>> begin

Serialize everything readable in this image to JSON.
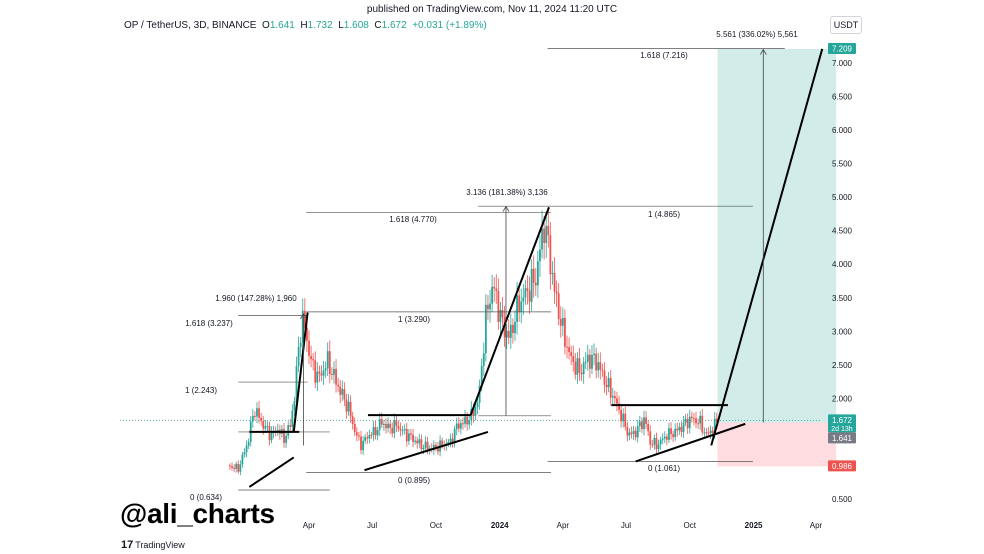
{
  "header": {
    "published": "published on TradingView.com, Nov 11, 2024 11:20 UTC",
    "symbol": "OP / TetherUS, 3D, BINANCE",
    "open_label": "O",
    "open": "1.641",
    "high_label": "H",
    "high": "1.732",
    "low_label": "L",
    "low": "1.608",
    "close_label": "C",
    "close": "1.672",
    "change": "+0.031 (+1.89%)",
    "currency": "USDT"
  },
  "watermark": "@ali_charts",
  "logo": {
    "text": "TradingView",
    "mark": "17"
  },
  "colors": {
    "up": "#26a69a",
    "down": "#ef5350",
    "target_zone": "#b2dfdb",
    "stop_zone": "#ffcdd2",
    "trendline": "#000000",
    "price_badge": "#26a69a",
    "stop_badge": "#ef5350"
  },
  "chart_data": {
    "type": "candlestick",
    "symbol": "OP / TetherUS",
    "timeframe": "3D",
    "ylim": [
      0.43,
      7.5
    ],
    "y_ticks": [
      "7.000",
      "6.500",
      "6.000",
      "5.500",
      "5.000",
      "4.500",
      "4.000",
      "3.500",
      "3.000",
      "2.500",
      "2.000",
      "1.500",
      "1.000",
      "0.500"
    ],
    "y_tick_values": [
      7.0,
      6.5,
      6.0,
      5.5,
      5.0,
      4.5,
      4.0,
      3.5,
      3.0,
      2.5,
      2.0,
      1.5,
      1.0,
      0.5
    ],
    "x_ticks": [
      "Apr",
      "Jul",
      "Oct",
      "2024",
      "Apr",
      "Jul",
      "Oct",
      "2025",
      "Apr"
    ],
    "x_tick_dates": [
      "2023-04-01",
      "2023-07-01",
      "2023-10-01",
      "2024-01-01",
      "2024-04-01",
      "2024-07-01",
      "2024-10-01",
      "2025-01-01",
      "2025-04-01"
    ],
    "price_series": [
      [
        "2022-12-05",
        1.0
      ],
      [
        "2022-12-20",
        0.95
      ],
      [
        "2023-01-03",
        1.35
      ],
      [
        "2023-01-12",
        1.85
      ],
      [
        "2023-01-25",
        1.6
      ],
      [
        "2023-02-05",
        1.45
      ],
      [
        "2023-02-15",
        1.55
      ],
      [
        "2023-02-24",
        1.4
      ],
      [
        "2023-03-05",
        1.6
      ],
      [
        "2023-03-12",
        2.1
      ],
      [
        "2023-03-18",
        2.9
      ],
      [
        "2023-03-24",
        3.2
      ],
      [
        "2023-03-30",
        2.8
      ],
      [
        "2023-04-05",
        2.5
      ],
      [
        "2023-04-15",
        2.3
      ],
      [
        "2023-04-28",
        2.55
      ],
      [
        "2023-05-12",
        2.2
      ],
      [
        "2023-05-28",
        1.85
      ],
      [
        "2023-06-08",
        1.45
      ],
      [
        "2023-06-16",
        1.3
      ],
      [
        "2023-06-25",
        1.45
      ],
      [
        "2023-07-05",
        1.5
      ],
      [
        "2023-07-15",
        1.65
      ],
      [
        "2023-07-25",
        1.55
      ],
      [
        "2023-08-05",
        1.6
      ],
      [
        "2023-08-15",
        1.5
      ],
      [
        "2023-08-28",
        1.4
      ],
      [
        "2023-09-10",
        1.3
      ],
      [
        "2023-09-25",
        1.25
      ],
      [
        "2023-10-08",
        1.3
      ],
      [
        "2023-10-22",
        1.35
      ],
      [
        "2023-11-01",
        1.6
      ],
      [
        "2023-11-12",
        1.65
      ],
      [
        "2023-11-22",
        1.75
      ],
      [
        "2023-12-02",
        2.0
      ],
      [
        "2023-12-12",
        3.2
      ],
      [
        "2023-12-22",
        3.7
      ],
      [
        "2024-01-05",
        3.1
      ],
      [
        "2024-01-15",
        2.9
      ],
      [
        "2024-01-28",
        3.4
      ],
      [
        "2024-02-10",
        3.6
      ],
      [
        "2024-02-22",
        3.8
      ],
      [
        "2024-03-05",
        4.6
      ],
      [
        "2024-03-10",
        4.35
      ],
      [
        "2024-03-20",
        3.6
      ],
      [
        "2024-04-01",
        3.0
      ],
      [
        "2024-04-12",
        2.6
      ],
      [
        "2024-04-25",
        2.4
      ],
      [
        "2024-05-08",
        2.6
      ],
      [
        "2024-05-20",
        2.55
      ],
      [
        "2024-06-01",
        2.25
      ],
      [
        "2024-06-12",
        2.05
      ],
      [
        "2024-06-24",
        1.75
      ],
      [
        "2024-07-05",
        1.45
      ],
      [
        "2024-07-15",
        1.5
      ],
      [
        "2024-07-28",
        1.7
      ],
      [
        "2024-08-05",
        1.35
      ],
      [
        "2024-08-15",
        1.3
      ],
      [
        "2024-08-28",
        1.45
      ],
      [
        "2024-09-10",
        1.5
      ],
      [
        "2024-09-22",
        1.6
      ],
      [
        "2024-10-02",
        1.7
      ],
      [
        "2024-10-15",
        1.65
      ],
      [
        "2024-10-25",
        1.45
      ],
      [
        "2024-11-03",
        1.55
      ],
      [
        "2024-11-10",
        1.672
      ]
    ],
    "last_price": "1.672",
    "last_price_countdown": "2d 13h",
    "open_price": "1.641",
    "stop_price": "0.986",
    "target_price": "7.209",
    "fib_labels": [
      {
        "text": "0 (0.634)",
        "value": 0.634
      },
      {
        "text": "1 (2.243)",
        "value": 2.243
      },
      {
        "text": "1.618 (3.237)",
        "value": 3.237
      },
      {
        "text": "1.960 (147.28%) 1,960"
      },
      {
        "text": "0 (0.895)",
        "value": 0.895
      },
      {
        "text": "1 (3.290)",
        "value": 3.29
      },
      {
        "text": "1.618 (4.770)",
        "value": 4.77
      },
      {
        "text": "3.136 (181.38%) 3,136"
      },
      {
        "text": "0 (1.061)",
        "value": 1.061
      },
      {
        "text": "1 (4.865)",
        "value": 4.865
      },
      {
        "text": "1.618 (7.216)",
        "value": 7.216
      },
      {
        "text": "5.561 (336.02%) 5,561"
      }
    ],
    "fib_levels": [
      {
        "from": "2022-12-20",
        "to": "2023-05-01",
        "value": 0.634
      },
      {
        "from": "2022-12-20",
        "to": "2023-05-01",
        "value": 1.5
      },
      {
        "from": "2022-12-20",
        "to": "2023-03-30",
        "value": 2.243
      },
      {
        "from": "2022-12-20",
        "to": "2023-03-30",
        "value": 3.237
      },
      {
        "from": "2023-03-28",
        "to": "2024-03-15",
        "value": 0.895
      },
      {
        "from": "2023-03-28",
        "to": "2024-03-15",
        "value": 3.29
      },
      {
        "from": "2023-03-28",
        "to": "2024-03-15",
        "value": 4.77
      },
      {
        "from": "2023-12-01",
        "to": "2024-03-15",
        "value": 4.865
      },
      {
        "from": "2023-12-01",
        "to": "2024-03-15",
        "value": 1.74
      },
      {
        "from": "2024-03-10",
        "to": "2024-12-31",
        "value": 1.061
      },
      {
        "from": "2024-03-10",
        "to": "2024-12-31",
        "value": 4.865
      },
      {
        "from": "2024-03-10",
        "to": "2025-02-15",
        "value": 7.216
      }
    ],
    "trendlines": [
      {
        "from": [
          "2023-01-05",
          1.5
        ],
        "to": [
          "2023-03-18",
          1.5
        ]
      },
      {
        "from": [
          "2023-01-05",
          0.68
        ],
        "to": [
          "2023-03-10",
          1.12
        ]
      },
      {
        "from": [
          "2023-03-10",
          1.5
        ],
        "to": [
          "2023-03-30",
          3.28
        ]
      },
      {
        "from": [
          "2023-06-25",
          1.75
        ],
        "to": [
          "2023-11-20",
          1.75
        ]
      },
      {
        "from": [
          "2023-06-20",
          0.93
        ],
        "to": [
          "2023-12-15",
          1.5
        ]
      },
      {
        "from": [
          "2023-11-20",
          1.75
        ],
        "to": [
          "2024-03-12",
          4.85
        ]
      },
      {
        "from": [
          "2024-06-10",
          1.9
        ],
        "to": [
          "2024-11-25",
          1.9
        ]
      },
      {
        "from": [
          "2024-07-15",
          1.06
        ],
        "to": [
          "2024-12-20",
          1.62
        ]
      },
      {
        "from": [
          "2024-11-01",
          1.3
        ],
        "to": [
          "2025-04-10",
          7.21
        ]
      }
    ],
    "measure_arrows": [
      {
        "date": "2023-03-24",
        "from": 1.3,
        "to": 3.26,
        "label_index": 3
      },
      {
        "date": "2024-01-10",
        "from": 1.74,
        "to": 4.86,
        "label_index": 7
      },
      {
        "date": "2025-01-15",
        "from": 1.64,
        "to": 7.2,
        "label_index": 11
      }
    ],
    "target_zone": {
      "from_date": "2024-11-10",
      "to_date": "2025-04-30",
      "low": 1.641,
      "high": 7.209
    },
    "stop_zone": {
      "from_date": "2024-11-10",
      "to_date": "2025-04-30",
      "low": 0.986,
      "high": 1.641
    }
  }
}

>> end

Aim of the task: Within the records, how many lines include "TradingView"? The answer is the number and nothing else.

Exercise output: 2